Your objective — Skip the images and copy each record exactly as written.

Recorded data —
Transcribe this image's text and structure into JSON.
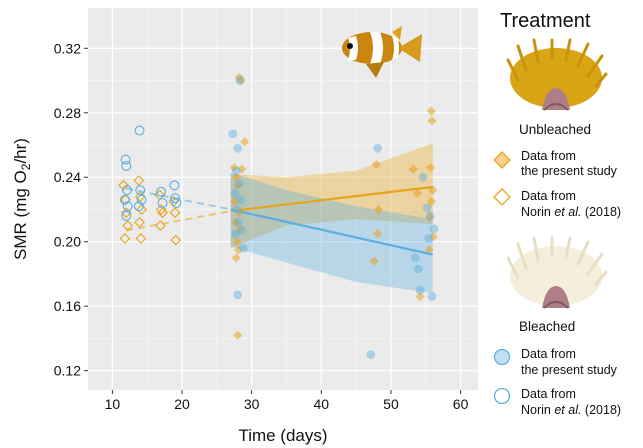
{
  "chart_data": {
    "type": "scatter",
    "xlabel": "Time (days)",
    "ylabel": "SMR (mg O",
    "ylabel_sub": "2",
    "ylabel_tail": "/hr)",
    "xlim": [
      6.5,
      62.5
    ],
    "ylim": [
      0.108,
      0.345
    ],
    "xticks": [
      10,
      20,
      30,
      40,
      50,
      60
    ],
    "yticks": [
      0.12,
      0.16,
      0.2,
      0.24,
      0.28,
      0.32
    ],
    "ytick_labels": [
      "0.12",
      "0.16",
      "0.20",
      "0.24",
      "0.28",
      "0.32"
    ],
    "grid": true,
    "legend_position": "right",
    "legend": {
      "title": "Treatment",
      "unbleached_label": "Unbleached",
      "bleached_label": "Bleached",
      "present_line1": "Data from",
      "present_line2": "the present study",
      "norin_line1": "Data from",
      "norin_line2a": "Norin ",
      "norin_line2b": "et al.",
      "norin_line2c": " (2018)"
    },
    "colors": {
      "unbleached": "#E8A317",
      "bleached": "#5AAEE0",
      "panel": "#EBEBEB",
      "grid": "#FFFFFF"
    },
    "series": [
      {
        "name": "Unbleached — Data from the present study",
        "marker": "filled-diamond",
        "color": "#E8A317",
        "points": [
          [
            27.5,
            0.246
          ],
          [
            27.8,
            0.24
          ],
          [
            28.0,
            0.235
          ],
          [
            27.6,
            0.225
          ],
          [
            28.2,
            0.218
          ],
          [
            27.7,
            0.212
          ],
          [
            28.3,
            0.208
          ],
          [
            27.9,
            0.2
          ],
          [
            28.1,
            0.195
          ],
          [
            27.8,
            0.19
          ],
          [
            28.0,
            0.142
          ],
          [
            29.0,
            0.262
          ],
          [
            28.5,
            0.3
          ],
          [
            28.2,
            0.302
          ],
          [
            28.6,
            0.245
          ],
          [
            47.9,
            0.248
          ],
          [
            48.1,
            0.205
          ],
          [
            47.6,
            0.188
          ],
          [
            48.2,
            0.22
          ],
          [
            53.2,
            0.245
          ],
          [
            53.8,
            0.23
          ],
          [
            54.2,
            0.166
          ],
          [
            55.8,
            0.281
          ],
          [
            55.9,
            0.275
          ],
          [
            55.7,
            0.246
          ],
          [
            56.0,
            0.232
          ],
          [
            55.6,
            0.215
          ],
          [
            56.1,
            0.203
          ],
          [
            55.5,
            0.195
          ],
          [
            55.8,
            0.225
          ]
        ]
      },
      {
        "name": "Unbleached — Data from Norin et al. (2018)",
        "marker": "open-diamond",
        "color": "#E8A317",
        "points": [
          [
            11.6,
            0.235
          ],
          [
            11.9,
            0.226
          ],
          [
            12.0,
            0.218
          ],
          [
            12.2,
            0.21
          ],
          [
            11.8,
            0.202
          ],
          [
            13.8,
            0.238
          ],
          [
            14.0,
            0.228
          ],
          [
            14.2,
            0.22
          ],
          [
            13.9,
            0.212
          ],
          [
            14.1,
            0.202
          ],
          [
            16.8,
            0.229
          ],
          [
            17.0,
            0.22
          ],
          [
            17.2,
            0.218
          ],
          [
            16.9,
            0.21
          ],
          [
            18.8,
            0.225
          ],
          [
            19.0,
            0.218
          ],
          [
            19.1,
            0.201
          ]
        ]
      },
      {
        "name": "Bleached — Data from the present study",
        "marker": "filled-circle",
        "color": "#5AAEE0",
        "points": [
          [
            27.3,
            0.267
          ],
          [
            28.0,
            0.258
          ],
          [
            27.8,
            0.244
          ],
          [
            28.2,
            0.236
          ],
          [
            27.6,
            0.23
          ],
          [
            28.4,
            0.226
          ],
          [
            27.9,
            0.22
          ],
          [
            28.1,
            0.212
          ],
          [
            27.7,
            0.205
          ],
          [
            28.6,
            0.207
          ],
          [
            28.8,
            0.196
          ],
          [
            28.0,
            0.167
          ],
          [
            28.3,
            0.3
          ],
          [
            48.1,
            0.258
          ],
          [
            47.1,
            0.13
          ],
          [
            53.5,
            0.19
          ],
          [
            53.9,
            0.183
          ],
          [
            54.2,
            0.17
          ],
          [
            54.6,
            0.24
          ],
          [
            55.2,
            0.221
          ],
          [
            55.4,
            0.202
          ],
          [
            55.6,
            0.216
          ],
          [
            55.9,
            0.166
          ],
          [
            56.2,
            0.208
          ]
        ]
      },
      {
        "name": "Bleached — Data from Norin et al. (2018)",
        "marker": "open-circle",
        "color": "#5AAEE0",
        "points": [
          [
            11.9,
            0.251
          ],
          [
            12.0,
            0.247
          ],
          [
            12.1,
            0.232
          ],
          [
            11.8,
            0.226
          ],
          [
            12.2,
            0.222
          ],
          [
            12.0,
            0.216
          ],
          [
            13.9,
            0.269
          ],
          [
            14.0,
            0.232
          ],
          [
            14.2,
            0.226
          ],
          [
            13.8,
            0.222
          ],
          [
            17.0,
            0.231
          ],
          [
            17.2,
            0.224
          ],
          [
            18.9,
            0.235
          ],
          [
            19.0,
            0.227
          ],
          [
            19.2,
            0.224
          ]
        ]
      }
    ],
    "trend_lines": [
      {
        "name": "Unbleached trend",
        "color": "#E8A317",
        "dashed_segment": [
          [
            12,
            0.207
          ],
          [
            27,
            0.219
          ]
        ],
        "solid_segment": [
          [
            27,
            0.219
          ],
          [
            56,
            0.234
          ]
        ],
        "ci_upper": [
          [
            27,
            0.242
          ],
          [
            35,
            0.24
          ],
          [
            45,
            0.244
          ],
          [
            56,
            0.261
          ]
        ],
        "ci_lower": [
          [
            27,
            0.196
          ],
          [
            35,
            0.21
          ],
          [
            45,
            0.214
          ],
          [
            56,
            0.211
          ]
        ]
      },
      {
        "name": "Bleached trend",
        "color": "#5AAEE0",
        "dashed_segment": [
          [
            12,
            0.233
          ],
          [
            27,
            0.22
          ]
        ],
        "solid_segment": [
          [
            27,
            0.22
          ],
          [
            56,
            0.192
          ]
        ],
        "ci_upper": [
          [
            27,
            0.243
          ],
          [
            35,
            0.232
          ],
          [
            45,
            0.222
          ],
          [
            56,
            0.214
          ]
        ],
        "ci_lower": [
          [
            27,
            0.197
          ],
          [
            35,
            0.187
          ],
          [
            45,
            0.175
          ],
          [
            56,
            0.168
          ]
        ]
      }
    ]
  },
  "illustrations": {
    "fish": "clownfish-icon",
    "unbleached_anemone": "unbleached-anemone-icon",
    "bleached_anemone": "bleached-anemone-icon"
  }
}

Result —
Transcribe this image's text and structure into JSON.
{
  "chart_data": {
    "type": "scatter",
    "xlabel": "Time (days)",
    "ylabel": "SMR (mg O",
    "ylabel_sub": "2",
    "ylabel_tail": "/hr)",
    "xlim": [
      6.5,
      62.5
    ],
    "ylim": [
      0.108,
      0.345
    ],
    "xticks": [
      10,
      20,
      30,
      40,
      50,
      60
    ],
    "yticks": [
      0.12,
      0.16,
      0.2,
      0.24,
      0.28,
      0.32
    ],
    "ytick_labels": [
      "0.12",
      "0.16",
      "0.20",
      "0.24",
      "0.28",
      "0.32"
    ],
    "grid": true,
    "legend_position": "right",
    "legend": {
      "title": "Treatment",
      "unbleached_label": "Unbleached",
      "bleached_label": "Bleached",
      "present_line1": "Data from",
      "present_line2": "the present study",
      "norin_line1": "Data from",
      "norin_line2a": "Norin ",
      "norin_line2b": "et al.",
      "norin_line2c": " (2018)"
    },
    "colors": {
      "unbleached": "#E8A317",
      "bleached": "#5AAEE0",
      "panel": "#EBEBEB",
      "grid": "#FFFFFF"
    },
    "series": [
      {
        "name": "Unbleached — Data from the present study",
        "marker": "filled-diamond",
        "color": "#E8A317",
        "points": [
          [
            27.5,
            0.246
          ],
          [
            27.8,
            0.24
          ],
          [
            28.0,
            0.235
          ],
          [
            27.6,
            0.225
          ],
          [
            28.2,
            0.218
          ],
          [
            27.7,
            0.212
          ],
          [
            28.3,
            0.208
          ],
          [
            27.9,
            0.2
          ],
          [
            28.1,
            0.195
          ],
          [
            27.8,
            0.19
          ],
          [
            28.0,
            0.142
          ],
          [
            29.0,
            0.262
          ],
          [
            28.5,
            0.3
          ],
          [
            28.2,
            0.302
          ],
          [
            28.6,
            0.245
          ],
          [
            47.9,
            0.248
          ],
          [
            48.1,
            0.205
          ],
          [
            47.6,
            0.188
          ],
          [
            48.2,
            0.22
          ],
          [
            53.2,
            0.245
          ],
          [
            53.8,
            0.23
          ],
          [
            54.2,
            0.166
          ],
          [
            55.8,
            0.281
          ],
          [
            55.9,
            0.275
          ],
          [
            55.7,
            0.246
          ],
          [
            56.0,
            0.232
          ],
          [
            55.6,
            0.215
          ],
          [
            56.1,
            0.203
          ],
          [
            55.5,
            0.195
          ],
          [
            55.8,
            0.225
          ]
        ]
      },
      {
        "name": "Unbleached — Data from Norin et al. (2018)",
        "marker": "open-diamond",
        "color": "#E8A317",
        "points": [
          [
            11.6,
            0.235
          ],
          [
            11.9,
            0.226
          ],
          [
            12.0,
            0.218
          ],
          [
            12.2,
            0.21
          ],
          [
            11.8,
            0.202
          ],
          [
            13.8,
            0.238
          ],
          [
            14.0,
            0.228
          ],
          [
            14.2,
            0.22
          ],
          [
            13.9,
            0.212
          ],
          [
            14.1,
            0.202
          ],
          [
            16.8,
            0.229
          ],
          [
            17.0,
            0.22
          ],
          [
            17.2,
            0.218
          ],
          [
            16.9,
            0.21
          ],
          [
            18.8,
            0.225
          ],
          [
            19.0,
            0.218
          ],
          [
            19.1,
            0.201
          ]
        ]
      },
      {
        "name": "Bleached — Data from the present study",
        "marker": "filled-circle",
        "color": "#5AAEE0",
        "points": [
          [
            27.3,
            0.267
          ],
          [
            28.0,
            0.258
          ],
          [
            27.8,
            0.244
          ],
          [
            28.2,
            0.236
          ],
          [
            27.6,
            0.23
          ],
          [
            28.4,
            0.226
          ],
          [
            27.9,
            0.22
          ],
          [
            28.1,
            0.212
          ],
          [
            27.7,
            0.205
          ],
          [
            28.6,
            0.207
          ],
          [
            28.8,
            0.196
          ],
          [
            28.0,
            0.167
          ],
          [
            28.3,
            0.3
          ],
          [
            48.1,
            0.258
          ],
          [
            47.1,
            0.13
          ],
          [
            53.5,
            0.19
          ],
          [
            53.9,
            0.183
          ],
          [
            54.2,
            0.17
          ],
          [
            54.6,
            0.24
          ],
          [
            55.2,
            0.221
          ],
          [
            55.4,
            0.202
          ],
          [
            55.6,
            0.216
          ],
          [
            55.9,
            0.166
          ],
          [
            56.2,
            0.208
          ]
        ]
      },
      {
        "name": "Bleached — Data from Norin et al. (2018)",
        "marker": "open-circle",
        "color": "#5AAEE0",
        "points": [
          [
            11.9,
            0.251
          ],
          [
            12.0,
            0.247
          ],
          [
            12.1,
            0.232
          ],
          [
            11.8,
            0.226
          ],
          [
            12.2,
            0.222
          ],
          [
            12.0,
            0.216
          ],
          [
            13.9,
            0.269
          ],
          [
            14.0,
            0.232
          ],
          [
            14.2,
            0.226
          ],
          [
            13.8,
            0.222
          ],
          [
            17.0,
            0.231
          ],
          [
            17.2,
            0.224
          ],
          [
            18.9,
            0.235
          ],
          [
            19.0,
            0.227
          ],
          [
            19.2,
            0.224
          ]
        ]
      }
    ],
    "trend_lines": [
      {
        "name": "Unbleached trend",
        "color": "#E8A317",
        "dashed_segment": [
          [
            12,
            0.207
          ],
          [
            27,
            0.219
          ]
        ],
        "solid_segment": [
          [
            27,
            0.219
          ],
          [
            56,
            0.234
          ]
        ],
        "ci_upper": [
          [
            27,
            0.242
          ],
          [
            35,
            0.24
          ],
          [
            45,
            0.244
          ],
          [
            56,
            0.261
          ]
        ],
        "ci_lower": [
          [
            27,
            0.196
          ],
          [
            35,
            0.21
          ],
          [
            45,
            0.214
          ],
          [
            56,
            0.211
          ]
        ]
      },
      {
        "name": "Bleached trend",
        "color": "#5AAEE0",
        "dashed_segment": [
          [
            12,
            0.233
          ],
          [
            27,
            0.22
          ]
        ],
        "solid_segment": [
          [
            27,
            0.22
          ],
          [
            56,
            0.192
          ]
        ],
        "ci_upper": [
          [
            27,
            0.243
          ],
          [
            35,
            0.232
          ],
          [
            45,
            0.222
          ],
          [
            56,
            0.214
          ]
        ],
        "ci_lower": [
          [
            27,
            0.197
          ],
          [
            35,
            0.187
          ],
          [
            45,
            0.175
          ],
          [
            56,
            0.168
          ]
        ]
      }
    ]
  },
  "illustrations": {
    "fish": "clownfish-icon",
    "unbleached_anemone": "unbleached-anemone-icon",
    "bleached_anemone": "bleached-anemone-icon"
  }
}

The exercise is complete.